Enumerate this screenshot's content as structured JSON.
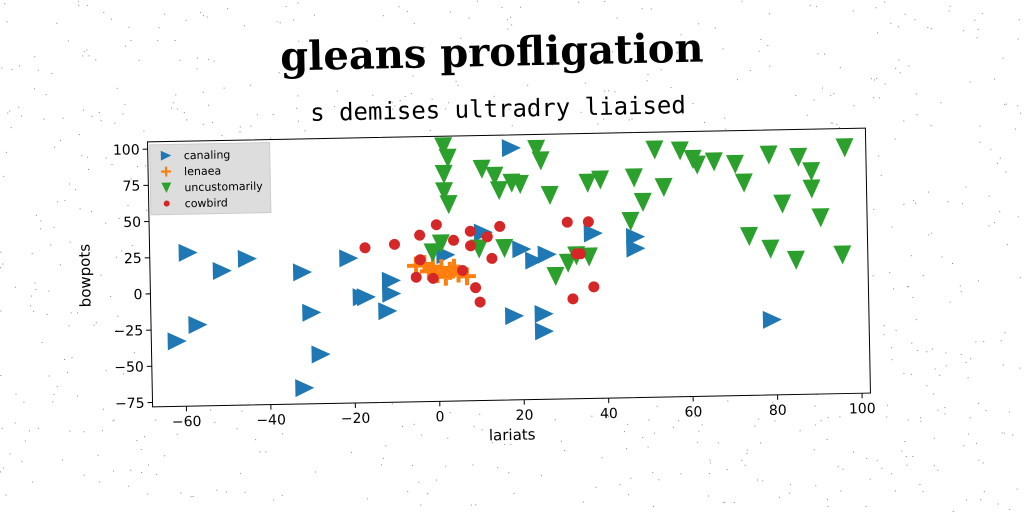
{
  "title": "gleans profligation",
  "subtitle": "s demises ultradry liaised",
  "colors": {
    "canaling": "#1f77b4",
    "lenaea": "#ff7f0e",
    "uncustomarily": "#2ca02c",
    "cowbird": "#d62728"
  },
  "chart_data": {
    "type": "scatter",
    "xlabel": "lariats",
    "ylabel": "bowpots",
    "xlim": [
      -68,
      102
    ],
    "ylim": [
      -78,
      105
    ],
    "xticks": [
      -60,
      -40,
      -20,
      0,
      20,
      40,
      60,
      80,
      100
    ],
    "yticks": [
      -75,
      -50,
      -25,
      0,
      25,
      50,
      75,
      100
    ],
    "grid": false,
    "legend_position": "top-left",
    "series": [
      {
        "name": "canaling",
        "marker": "triangle-right",
        "points": [
          [
            -59,
            28
          ],
          [
            -51,
            15
          ],
          [
            -45,
            23
          ],
          [
            -57,
            -22
          ],
          [
            -62,
            -33
          ],
          [
            -32,
            13
          ],
          [
            -30,
            -15
          ],
          [
            -28,
            -44
          ],
          [
            -32,
            -67
          ],
          [
            -21,
            22
          ],
          [
            -17,
            -5
          ],
          [
            -11,
            6
          ],
          [
            -11,
            -3
          ],
          [
            -12,
            -15
          ],
          [
            2,
            23
          ],
          [
            11,
            38
          ],
          [
            18,
            96
          ],
          [
            20,
            26
          ],
          [
            23,
            18
          ],
          [
            26,
            22
          ],
          [
            18,
            -20
          ],
          [
            25,
            -19
          ],
          [
            25,
            -31
          ],
          [
            37,
            36
          ],
          [
            47,
            33
          ],
          [
            47,
            25
          ],
          [
            79,
            -26
          ],
          [
            -18,
            -5
          ]
        ]
      },
      {
        "name": "lenaea",
        "marker": "plus",
        "points": [
          [
            -5,
            16
          ],
          [
            -3,
            17
          ],
          [
            -1,
            15
          ],
          [
            1,
            14
          ],
          [
            3,
            12
          ],
          [
            5,
            10
          ],
          [
            7,
            8
          ],
          [
            -2,
            12
          ],
          [
            0,
            10
          ],
          [
            2,
            8
          ],
          [
            4,
            14
          ]
        ]
      },
      {
        "name": "uncustomarily",
        "marker": "triangle-down",
        "points": [
          [
            2,
            98
          ],
          [
            3,
            90
          ],
          [
            2,
            79
          ],
          [
            2,
            67
          ],
          [
            3,
            58
          ],
          [
            1,
            31
          ],
          [
            11,
            82
          ],
          [
            14,
            77
          ],
          [
            15,
            67
          ],
          [
            18,
            72
          ],
          [
            20,
            71
          ],
          [
            24,
            95
          ],
          [
            25,
            87
          ],
          [
            27,
            63
          ],
          [
            36,
            71
          ],
          [
            39,
            73
          ],
          [
            46,
            44
          ],
          [
            52,
            93
          ],
          [
            54,
            67
          ],
          [
            49,
            57
          ],
          [
            47,
            74
          ],
          [
            58,
            92
          ],
          [
            61,
            86
          ],
          [
            62,
            82
          ],
          [
            66,
            84
          ],
          [
            71,
            82
          ],
          [
            73,
            69
          ],
          [
            79,
            88
          ],
          [
            82,
            54
          ],
          [
            86,
            86
          ],
          [
            89,
            76
          ],
          [
            89,
            64
          ],
          [
            91,
            44
          ],
          [
            97,
            92
          ],
          [
            96,
            18
          ],
          [
            85,
            15
          ],
          [
            79,
            23
          ],
          [
            74,
            32
          ],
          [
            36,
            20
          ],
          [
            33,
            21
          ],
          [
            31,
            16
          ],
          [
            28,
            7
          ],
          [
            16,
            27
          ],
          [
            10,
            27
          ],
          [
            -1,
            25
          ]
        ]
      },
      {
        "name": "cowbird",
        "marker": "circle",
        "points": [
          [
            -17,
            29
          ],
          [
            -10,
            31
          ],
          [
            -4,
            37
          ],
          [
            0,
            44
          ],
          [
            4,
            33
          ],
          [
            8,
            29
          ],
          [
            8,
            39
          ],
          [
            12,
            35
          ],
          [
            13,
            20
          ],
          [
            15,
            42
          ],
          [
            -4,
            20
          ],
          [
            -5,
            8
          ],
          [
            -1,
            7
          ],
          [
            6,
            12
          ],
          [
            9,
            0
          ],
          [
            10,
            -10
          ],
          [
            31,
            44
          ],
          [
            36,
            44
          ],
          [
            33,
            22
          ],
          [
            37,
            -1
          ],
          [
            32,
            -9
          ],
          [
            34,
            22
          ]
        ]
      }
    ]
  }
}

━━━━

◆ **Request**:
Copy all the data exactly as written, but skip any picture.

◆ **Solution for this problem**:
Enumerate this screenshot's content as structured JSON.
{
  "title": "gleans profligation",
  "subtitle": "s demises ultradry liaised",
  "colors": {
    "canaling": "#1f77b4",
    "lenaea": "#ff7f0e",
    "uncustomarily": "#2ca02c",
    "cowbird": "#d62728"
  },
  "chart_data": {
    "type": "scatter",
    "xlabel": "lariats",
    "ylabel": "bowpots",
    "xlim": [
      -68,
      102
    ],
    "ylim": [
      -78,
      105
    ],
    "xticks": [
      -60,
      -40,
      -20,
      0,
      20,
      40,
      60,
      80,
      100
    ],
    "yticks": [
      -75,
      -50,
      -25,
      0,
      25,
      50,
      75,
      100
    ],
    "grid": false,
    "legend_position": "top-left",
    "series": [
      {
        "name": "canaling",
        "marker": "triangle-right",
        "points": [
          [
            -59,
            28
          ],
          [
            -51,
            15
          ],
          [
            -45,
            23
          ],
          [
            -57,
            -22
          ],
          [
            -62,
            -33
          ],
          [
            -32,
            13
          ],
          [
            -30,
            -15
          ],
          [
            -28,
            -44
          ],
          [
            -32,
            -67
          ],
          [
            -21,
            22
          ],
          [
            -17,
            -5
          ],
          [
            -11,
            6
          ],
          [
            -11,
            -3
          ],
          [
            -12,
            -15
          ],
          [
            2,
            23
          ],
          [
            11,
            38
          ],
          [
            18,
            96
          ],
          [
            20,
            26
          ],
          [
            23,
            18
          ],
          [
            26,
            22
          ],
          [
            18,
            -20
          ],
          [
            25,
            -19
          ],
          [
            25,
            -31
          ],
          [
            37,
            36
          ],
          [
            47,
            33
          ],
          [
            47,
            25
          ],
          [
            79,
            -26
          ],
          [
            -18,
            -5
          ]
        ]
      },
      {
        "name": "lenaea",
        "marker": "plus",
        "points": [
          [
            -5,
            16
          ],
          [
            -3,
            17
          ],
          [
            -1,
            15
          ],
          [
            1,
            14
          ],
          [
            3,
            12
          ],
          [
            5,
            10
          ],
          [
            7,
            8
          ],
          [
            -2,
            12
          ],
          [
            0,
            10
          ],
          [
            2,
            8
          ],
          [
            4,
            14
          ]
        ]
      },
      {
        "name": "uncustomarily",
        "marker": "triangle-down",
        "points": [
          [
            2,
            98
          ],
          [
            3,
            90
          ],
          [
            2,
            79
          ],
          [
            2,
            67
          ],
          [
            3,
            58
          ],
          [
            1,
            31
          ],
          [
            11,
            82
          ],
          [
            14,
            77
          ],
          [
            15,
            67
          ],
          [
            18,
            72
          ],
          [
            20,
            71
          ],
          [
            24,
            95
          ],
          [
            25,
            87
          ],
          [
            27,
            63
          ],
          [
            36,
            71
          ],
          [
            39,
            73
          ],
          [
            46,
            44
          ],
          [
            52,
            93
          ],
          [
            54,
            67
          ],
          [
            49,
            57
          ],
          [
            47,
            74
          ],
          [
            58,
            92
          ],
          [
            61,
            86
          ],
          [
            62,
            82
          ],
          [
            66,
            84
          ],
          [
            71,
            82
          ],
          [
            73,
            69
          ],
          [
            79,
            88
          ],
          [
            82,
            54
          ],
          [
            86,
            86
          ],
          [
            89,
            76
          ],
          [
            89,
            64
          ],
          [
            91,
            44
          ],
          [
            97,
            92
          ],
          [
            96,
            18
          ],
          [
            85,
            15
          ],
          [
            79,
            23
          ],
          [
            74,
            32
          ],
          [
            36,
            20
          ],
          [
            33,
            21
          ],
          [
            31,
            16
          ],
          [
            28,
            7
          ],
          [
            16,
            27
          ],
          [
            10,
            27
          ],
          [
            -1,
            25
          ]
        ]
      },
      {
        "name": "cowbird",
        "marker": "circle",
        "points": [
          [
            -17,
            29
          ],
          [
            -10,
            31
          ],
          [
            -4,
            37
          ],
          [
            0,
            44
          ],
          [
            4,
            33
          ],
          [
            8,
            29
          ],
          [
            8,
            39
          ],
          [
            12,
            35
          ],
          [
            13,
            20
          ],
          [
            15,
            42
          ],
          [
            -4,
            20
          ],
          [
            -5,
            8
          ],
          [
            -1,
            7
          ],
          [
            6,
            12
          ],
          [
            9,
            0
          ],
          [
            10,
            -10
          ],
          [
            31,
            44
          ],
          [
            36,
            44
          ],
          [
            33,
            22
          ],
          [
            37,
            -1
          ],
          [
            32,
            -9
          ],
          [
            34,
            22
          ]
        ]
      }
    ]
  }
}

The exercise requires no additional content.